Find the number of lines in these records where the word "stars" appears. Reply with that number and nothing more.

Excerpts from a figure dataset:
* Start *

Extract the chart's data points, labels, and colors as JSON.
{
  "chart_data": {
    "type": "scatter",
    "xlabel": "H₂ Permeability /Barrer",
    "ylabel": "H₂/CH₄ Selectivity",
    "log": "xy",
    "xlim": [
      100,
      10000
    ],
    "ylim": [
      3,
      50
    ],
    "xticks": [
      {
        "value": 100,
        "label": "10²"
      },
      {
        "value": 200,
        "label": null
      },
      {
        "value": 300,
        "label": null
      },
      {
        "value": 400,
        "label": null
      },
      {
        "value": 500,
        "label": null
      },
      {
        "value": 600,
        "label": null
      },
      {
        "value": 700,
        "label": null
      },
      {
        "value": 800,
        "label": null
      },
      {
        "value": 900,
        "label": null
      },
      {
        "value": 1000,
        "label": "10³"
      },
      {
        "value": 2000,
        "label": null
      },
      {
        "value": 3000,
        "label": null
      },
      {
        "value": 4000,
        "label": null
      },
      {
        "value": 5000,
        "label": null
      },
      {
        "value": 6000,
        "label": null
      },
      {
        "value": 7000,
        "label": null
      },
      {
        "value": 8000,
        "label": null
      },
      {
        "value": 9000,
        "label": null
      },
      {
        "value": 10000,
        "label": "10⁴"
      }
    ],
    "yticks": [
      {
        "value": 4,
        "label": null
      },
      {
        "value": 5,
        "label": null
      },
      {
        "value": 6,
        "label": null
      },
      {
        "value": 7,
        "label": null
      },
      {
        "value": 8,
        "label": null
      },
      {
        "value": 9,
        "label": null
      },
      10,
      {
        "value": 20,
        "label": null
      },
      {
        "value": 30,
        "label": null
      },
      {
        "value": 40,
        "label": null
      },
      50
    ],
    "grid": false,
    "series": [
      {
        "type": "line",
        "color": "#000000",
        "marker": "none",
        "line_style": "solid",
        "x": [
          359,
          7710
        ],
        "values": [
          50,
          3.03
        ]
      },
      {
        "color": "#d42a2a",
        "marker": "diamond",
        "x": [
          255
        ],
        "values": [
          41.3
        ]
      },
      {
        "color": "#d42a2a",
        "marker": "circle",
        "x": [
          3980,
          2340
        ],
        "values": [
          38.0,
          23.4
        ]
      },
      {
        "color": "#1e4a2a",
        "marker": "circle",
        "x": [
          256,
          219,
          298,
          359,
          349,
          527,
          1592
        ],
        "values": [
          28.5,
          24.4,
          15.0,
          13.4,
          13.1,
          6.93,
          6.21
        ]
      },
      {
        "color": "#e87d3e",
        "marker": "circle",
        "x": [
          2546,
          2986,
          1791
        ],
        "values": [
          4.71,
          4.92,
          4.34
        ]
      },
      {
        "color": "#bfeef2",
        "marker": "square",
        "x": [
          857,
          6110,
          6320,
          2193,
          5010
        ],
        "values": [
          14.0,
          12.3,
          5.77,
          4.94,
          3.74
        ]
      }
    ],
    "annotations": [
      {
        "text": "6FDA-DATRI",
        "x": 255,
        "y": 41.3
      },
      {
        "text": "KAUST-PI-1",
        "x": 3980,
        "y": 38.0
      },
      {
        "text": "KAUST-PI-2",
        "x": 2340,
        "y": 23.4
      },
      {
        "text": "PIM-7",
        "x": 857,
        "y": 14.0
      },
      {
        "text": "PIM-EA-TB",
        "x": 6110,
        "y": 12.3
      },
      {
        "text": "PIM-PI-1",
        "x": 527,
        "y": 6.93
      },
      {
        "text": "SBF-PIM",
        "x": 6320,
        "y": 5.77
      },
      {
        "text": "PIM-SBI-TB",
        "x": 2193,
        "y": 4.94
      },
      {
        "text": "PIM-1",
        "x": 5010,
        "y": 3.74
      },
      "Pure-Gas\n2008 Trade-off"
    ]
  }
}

* End *
* Start *

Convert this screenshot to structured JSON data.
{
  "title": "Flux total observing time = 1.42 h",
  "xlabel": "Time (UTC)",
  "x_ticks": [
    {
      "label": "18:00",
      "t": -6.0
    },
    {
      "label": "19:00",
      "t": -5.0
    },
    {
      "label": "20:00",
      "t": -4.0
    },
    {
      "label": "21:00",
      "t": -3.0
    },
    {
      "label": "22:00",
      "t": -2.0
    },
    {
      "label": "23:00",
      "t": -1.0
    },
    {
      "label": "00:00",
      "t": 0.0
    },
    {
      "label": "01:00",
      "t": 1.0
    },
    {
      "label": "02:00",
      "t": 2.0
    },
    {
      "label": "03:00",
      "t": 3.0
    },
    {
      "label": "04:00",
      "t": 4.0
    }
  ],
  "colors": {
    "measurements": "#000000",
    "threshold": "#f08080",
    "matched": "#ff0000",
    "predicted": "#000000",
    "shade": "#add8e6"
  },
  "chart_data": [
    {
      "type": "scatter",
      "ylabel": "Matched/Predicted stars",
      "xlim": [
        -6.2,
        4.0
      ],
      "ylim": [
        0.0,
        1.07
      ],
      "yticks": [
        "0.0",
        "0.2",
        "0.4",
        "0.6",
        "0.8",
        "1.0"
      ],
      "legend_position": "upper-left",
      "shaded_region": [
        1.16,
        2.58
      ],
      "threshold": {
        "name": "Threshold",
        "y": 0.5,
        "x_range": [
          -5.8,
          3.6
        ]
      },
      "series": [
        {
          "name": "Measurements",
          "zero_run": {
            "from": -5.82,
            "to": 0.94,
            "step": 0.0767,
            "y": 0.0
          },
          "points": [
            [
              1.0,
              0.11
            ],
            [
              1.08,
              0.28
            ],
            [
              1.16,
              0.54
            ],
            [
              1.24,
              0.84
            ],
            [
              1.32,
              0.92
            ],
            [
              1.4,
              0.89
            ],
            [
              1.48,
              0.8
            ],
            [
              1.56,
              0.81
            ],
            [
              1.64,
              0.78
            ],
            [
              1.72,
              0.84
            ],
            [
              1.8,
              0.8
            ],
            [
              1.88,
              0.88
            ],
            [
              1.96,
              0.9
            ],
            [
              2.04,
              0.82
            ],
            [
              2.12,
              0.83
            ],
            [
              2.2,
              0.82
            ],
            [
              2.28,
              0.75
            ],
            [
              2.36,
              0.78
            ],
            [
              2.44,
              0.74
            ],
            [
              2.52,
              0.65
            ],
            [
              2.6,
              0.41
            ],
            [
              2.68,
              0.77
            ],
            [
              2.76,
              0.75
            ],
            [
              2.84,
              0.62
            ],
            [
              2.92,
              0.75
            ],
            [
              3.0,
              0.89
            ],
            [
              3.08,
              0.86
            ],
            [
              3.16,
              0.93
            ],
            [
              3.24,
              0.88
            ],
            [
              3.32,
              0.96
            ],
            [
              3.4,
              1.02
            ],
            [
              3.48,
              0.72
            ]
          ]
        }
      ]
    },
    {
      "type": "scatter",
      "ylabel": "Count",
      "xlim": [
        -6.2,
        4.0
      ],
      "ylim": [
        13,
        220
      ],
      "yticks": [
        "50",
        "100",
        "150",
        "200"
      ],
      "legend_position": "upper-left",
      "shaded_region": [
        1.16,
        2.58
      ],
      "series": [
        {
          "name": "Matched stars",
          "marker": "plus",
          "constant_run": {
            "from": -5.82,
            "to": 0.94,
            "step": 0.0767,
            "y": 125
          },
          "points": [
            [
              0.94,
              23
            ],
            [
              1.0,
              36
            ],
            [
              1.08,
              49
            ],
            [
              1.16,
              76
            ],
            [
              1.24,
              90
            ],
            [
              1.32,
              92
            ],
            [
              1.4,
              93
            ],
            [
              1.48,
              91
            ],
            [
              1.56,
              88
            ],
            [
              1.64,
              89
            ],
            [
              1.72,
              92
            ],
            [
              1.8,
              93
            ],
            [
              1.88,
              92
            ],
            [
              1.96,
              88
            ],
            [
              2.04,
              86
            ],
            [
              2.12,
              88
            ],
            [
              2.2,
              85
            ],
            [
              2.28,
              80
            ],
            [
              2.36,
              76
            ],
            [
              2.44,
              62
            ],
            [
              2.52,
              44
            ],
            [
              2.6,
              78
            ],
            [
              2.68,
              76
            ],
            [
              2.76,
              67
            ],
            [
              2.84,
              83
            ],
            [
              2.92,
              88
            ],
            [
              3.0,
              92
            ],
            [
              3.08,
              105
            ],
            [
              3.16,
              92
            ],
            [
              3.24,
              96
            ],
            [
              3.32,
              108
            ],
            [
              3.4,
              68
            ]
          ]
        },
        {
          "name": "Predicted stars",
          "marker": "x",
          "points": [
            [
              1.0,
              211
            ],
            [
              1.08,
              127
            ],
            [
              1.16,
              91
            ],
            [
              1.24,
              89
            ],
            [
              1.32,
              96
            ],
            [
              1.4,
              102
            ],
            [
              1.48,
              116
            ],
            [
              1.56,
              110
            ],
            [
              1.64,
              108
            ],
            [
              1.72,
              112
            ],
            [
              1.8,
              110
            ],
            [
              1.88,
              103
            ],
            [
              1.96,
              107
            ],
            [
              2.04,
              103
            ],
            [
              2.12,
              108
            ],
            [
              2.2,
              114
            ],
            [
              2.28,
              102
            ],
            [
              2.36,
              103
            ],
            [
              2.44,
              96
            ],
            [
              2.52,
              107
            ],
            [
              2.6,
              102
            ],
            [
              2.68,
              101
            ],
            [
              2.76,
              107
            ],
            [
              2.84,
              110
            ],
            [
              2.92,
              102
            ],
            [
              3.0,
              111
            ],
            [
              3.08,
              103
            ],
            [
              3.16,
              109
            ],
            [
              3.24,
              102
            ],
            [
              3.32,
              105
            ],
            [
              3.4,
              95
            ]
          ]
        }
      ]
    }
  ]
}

* End *

● SOLUTION TO THIS PROBLEM: 3